* **Records supplied**

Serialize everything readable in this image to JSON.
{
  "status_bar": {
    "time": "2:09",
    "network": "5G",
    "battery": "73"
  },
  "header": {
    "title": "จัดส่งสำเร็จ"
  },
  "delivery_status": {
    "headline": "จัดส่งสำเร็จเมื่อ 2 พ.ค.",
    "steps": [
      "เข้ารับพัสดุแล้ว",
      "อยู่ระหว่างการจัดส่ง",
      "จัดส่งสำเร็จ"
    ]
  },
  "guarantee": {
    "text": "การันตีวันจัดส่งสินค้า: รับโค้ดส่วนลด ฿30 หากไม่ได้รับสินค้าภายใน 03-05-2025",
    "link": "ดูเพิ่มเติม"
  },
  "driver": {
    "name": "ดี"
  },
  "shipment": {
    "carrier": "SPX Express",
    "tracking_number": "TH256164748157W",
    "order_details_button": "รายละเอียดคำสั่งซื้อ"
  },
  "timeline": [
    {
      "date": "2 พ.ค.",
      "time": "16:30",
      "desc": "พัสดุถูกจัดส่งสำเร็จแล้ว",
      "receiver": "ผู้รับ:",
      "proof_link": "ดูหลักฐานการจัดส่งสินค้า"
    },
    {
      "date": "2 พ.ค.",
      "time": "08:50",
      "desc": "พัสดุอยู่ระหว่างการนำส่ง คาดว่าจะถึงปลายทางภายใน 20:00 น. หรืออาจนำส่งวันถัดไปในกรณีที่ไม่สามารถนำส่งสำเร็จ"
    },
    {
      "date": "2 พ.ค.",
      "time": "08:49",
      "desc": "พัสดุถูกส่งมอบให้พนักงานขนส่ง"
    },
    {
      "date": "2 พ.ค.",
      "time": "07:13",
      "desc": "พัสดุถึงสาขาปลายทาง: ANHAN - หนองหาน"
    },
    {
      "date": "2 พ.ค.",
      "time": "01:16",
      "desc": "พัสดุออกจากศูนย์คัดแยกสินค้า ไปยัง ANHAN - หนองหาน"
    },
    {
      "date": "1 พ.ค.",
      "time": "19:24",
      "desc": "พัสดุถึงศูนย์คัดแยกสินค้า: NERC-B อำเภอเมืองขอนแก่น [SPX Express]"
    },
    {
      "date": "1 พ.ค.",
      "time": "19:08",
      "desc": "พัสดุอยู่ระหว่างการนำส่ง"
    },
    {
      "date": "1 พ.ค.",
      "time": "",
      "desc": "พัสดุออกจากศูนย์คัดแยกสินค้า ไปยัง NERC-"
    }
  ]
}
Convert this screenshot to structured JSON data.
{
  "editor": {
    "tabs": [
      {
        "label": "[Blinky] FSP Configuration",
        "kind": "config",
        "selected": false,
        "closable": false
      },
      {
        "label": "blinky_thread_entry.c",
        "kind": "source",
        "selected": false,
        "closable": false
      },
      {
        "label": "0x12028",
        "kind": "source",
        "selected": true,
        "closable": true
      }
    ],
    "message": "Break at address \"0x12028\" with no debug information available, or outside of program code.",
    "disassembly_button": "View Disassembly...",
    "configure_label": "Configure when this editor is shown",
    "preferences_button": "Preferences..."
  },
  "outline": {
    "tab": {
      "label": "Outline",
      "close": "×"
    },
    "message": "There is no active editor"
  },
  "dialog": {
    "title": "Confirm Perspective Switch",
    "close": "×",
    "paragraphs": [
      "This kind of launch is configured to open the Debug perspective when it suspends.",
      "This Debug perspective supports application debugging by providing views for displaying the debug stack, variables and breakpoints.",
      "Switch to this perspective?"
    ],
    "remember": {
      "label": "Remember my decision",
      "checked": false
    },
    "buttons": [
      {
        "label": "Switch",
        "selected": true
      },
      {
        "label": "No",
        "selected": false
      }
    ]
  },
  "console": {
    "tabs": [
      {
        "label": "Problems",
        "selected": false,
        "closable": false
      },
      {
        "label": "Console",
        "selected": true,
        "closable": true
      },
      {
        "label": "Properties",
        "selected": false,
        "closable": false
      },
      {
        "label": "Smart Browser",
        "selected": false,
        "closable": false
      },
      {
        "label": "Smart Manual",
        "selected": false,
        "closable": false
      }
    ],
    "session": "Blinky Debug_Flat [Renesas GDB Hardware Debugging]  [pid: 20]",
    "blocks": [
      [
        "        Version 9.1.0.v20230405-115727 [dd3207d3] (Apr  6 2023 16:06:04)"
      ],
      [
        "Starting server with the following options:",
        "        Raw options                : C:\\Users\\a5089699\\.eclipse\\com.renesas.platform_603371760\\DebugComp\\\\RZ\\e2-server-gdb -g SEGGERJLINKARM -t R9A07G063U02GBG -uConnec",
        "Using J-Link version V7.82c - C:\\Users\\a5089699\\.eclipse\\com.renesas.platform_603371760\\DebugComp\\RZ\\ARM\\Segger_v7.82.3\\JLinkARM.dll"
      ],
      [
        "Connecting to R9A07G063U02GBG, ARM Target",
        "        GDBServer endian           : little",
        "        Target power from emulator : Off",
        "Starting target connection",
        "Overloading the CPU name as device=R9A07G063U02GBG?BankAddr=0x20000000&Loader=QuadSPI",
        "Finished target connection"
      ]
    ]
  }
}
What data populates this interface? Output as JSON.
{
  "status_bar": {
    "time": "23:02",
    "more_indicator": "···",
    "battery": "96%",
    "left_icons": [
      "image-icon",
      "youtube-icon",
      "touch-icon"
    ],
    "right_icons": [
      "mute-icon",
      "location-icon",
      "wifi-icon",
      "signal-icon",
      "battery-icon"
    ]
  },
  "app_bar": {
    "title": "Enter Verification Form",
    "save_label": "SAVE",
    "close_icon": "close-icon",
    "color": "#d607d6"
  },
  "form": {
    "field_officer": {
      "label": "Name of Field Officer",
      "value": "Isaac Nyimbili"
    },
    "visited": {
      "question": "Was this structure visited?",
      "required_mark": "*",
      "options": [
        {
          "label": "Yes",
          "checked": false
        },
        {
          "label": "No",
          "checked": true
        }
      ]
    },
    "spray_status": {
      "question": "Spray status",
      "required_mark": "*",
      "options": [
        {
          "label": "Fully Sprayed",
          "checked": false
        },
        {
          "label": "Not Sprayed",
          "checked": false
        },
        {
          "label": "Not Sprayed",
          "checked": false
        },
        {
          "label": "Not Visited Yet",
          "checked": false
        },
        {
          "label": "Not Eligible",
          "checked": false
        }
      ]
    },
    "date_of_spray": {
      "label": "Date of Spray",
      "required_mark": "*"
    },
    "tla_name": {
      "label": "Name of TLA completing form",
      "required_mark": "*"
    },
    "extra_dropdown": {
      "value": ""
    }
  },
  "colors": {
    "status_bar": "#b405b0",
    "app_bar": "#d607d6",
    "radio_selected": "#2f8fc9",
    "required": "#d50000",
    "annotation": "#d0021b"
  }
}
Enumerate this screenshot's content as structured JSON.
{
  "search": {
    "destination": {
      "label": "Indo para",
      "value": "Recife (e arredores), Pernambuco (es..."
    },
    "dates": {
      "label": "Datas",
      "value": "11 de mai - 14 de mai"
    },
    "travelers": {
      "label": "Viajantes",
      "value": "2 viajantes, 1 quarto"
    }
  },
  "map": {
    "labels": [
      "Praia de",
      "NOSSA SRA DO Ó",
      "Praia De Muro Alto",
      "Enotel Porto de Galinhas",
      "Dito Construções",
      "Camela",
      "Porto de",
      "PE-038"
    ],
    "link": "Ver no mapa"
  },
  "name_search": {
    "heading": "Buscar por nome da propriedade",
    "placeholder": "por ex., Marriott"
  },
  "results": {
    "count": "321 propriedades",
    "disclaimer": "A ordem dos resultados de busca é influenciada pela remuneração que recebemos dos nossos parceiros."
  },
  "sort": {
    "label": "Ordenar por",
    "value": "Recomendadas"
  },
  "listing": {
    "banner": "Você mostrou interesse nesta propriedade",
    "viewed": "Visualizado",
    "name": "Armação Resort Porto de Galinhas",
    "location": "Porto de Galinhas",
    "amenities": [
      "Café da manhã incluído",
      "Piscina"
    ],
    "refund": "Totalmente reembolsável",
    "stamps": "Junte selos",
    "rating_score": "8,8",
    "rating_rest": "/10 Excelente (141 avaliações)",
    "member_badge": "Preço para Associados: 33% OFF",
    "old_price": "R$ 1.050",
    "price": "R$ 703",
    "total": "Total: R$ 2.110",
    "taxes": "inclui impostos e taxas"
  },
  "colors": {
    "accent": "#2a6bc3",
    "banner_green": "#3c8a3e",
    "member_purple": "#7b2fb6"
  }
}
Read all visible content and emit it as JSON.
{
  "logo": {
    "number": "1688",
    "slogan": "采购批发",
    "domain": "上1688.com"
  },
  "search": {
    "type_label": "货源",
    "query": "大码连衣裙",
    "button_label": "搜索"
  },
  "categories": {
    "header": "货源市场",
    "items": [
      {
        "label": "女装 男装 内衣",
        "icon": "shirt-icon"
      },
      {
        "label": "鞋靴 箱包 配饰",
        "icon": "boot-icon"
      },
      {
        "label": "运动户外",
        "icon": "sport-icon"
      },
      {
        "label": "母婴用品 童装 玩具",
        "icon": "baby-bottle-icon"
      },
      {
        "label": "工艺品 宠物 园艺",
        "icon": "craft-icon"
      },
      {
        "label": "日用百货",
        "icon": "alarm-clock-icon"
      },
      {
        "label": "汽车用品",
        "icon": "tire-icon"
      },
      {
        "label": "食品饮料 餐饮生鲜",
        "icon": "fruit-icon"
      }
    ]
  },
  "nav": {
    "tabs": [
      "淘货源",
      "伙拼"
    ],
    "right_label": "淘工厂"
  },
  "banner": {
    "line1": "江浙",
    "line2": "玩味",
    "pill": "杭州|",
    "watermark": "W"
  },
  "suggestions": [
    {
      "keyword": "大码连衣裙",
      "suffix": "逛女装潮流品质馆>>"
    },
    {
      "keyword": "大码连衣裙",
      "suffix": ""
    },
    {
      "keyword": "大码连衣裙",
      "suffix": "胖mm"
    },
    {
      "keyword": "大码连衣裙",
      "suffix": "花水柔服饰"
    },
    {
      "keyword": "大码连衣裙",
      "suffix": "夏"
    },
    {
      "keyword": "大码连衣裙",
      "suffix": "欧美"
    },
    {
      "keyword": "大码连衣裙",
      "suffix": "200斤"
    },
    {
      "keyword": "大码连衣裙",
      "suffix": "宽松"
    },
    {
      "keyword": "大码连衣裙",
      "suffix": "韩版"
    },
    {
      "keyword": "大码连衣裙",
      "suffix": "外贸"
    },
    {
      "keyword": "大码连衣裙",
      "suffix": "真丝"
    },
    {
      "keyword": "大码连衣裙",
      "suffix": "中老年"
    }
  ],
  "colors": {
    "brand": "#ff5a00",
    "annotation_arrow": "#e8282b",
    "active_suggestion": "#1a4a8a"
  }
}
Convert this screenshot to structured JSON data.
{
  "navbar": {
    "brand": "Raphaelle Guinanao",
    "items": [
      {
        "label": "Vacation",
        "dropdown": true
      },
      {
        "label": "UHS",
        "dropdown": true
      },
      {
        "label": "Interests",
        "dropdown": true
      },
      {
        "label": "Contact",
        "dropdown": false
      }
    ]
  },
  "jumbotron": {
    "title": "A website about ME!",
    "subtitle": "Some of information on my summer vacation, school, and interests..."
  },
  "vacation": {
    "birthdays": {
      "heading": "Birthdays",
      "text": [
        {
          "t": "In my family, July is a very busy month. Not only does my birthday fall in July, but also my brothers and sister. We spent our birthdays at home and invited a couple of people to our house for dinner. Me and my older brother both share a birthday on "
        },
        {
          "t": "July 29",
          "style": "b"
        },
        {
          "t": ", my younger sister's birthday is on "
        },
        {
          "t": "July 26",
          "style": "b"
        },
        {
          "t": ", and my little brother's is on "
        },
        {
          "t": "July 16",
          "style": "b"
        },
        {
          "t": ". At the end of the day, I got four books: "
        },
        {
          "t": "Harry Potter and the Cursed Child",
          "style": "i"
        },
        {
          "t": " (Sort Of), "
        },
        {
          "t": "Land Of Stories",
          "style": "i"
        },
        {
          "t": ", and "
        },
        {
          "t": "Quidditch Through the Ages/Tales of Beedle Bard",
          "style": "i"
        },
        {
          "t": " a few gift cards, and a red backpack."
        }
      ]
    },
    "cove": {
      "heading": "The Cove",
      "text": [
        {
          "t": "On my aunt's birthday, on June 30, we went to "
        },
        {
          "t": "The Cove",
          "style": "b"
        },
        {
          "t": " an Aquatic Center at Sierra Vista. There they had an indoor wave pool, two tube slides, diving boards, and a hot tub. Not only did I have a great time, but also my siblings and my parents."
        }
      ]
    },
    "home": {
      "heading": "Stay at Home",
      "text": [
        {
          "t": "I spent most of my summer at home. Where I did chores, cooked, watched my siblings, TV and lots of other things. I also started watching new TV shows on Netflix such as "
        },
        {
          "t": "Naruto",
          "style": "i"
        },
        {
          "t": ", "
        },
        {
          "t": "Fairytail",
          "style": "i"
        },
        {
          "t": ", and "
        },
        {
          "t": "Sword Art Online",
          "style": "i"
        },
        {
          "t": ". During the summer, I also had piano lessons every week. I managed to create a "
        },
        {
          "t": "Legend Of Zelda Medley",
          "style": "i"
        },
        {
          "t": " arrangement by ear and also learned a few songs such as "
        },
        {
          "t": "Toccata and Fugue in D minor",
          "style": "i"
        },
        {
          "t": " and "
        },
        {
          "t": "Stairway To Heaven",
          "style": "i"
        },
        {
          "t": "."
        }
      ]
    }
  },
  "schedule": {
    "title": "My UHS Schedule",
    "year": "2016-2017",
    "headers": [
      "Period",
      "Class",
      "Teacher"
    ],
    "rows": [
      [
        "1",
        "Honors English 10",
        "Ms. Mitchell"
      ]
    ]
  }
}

* **Exercise brief**
Return each full line of the entries that contains the word "such".

* **Complete answer**
          "t": "I spent most of my summer at home. Where I did chores, cooked, watched my siblings, TV and lots of other things. I also started watching new TV shows on Netflix such as "
          "t": " arrangement by ear and also learned a few songs such as "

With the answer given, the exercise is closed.